● **Short task**:
Please repeat all of the lines that follow, exactly as written.

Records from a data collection
BEGIN

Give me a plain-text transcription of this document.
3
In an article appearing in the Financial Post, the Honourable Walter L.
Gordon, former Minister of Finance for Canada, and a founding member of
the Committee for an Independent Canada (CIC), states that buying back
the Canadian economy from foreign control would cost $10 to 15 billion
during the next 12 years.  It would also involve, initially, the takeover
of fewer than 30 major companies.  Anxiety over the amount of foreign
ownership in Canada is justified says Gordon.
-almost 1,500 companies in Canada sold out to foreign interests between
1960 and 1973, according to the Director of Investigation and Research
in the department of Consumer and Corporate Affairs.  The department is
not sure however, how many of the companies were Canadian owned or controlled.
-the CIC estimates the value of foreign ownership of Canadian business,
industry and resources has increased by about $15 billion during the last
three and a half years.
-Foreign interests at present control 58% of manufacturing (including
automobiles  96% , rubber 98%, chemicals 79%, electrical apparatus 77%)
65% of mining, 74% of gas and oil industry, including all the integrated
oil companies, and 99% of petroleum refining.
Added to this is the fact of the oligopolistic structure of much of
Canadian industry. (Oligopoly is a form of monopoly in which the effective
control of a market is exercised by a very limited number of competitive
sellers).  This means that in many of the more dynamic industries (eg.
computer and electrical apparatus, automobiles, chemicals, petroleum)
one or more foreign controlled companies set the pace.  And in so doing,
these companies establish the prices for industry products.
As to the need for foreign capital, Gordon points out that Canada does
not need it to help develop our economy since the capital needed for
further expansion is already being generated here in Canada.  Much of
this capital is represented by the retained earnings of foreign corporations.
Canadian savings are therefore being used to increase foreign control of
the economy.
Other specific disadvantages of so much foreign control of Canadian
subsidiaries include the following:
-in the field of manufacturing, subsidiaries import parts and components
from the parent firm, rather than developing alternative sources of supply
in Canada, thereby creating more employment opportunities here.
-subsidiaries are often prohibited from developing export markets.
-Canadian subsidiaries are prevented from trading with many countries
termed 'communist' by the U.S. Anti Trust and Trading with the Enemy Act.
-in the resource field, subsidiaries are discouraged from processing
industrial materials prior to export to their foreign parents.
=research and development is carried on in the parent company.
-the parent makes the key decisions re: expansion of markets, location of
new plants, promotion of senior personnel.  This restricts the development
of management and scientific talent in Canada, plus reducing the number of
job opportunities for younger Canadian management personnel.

END

● **Correct output**:
Give me a plain-text transcription of this document.
3
In an article appearing in the Financial Post, the Honourable Walter L.
Gordon, former Minister of Finance for Canada, and a founding member of
the Committee for an Independent Canada (CIC), states that buying back
the Canadian economy from foreign control would cost $10 to 15 billion
during the next 12 years.  It would also involve, initially, the takeover
of fewer than 30 major companies.  Anxiety over the amount of foreign
ownership in Canada is justified says Gordon.
-almost 1,500 companies in Canada sold out to foreign interests between
1960 and 1973, according to the Director of Investigation and Research
in the department of Consumer and Corporate Affairs.  The department is
not sure however, how many of the companies were Canadian owned or controlled.
-the CIC estimates the value of foreign ownership of Canadian business,
industry and resources has increased by about $15 billion during the last
three and a half years.
-Foreign interests at present control 58% of manufacturing (including
automobiles  96% , rubber 98%, chemicals 79%, electrical apparatus 77%)
65% of mining, 74% of gas and oil industry, including all the integrated
oil companies, and 99% of petroleum refining.
Added to this is the fact of the oligopolistic structure of much of
Canadian industry. (Oligopoly is a form of monopoly in which the effective
control of a market is exercised by a very limited number of competitive
sellers).  This means that in many of the more dynamic industries (eg.
computer and electrical apparatus, automobiles, chemicals, petroleum)
one or more foreign controlled companies set the pace.  And in so doing,
these companies establish the prices for industry products.
As to the need for foreign capital, Gordon points out that Canada does
not need it to help develop our economy since the capital needed for
further expansion is already being generated here in Canada.  Much of
this capital is represented by the retained earnings of foreign corporations.
Canadian savings are therefore being used to increase foreign control of
the economy.
Other specific disadvantages of so much foreign control of Canadian
subsidiaries include the following:
-in the field of manufacturing, subsidiaries import parts and components
from the parent firm, rather than developing alternative sources of supply
in Canada, thereby creating more employment opportunities here.
-subsidiaries are often prohibited from developing export markets.
-Canadian subsidiaries are prevented from trading with many countries
termed 'communist' by the U.S. Anti Trust and Trading with the Enemy Act.
-in the resource field, subsidiaries are discouraged from processing
industrial materials prior to export to their foreign parents.
=research and development is carried on in the parent company.
-the parent makes the key decisions re: expansion of markets, location of
new plants, promotion of senior personnel.  This restricts the development
of management and scientific talent in Canada, plus reducing the number of
job opportunities for younger Canadian management personnel.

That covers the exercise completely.